BEGIN Data for this task
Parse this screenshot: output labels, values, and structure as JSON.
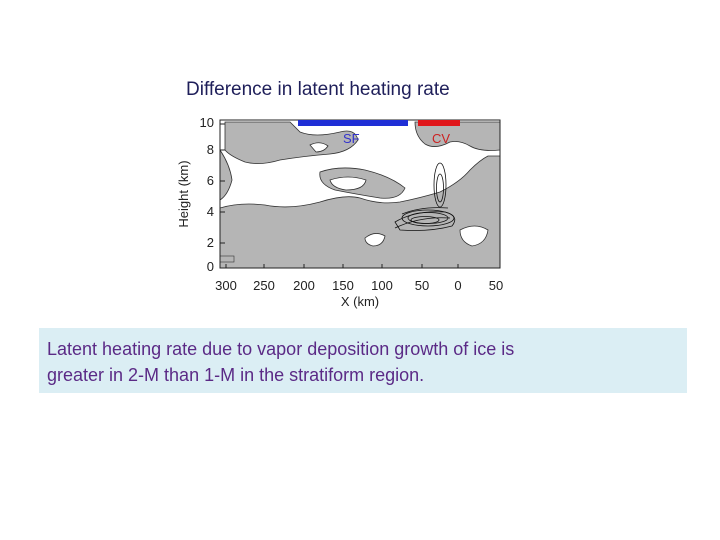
{
  "slide": {
    "title": "Difference in latent heating rate",
    "caption_line1": "Latent heating rate due to vapor deposition growth of ice is",
    "caption_line2": "greater in 2-M than 1-M in the stratiform region."
  },
  "figure": {
    "y_axis_label": "Height (km)",
    "x_axis_label": "X (km)",
    "y_ticks": [
      "10",
      "8",
      "6",
      "4",
      "2",
      "0"
    ],
    "x_ticks": [
      "300",
      "250",
      "200",
      "150",
      "100",
      "50",
      "0",
      "50"
    ],
    "region_labels": {
      "sf": "SF",
      "cv": "CV"
    },
    "colors": {
      "sf_bar": "#1f2fd6",
      "cv_bar": "#e0161a",
      "shading": "#b5b5b5"
    }
  }
}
END Data for this task
(Directions for this task):
Your answer should be one number: how many lines in the material above contain the string "heating".

(Solution to this problem):
2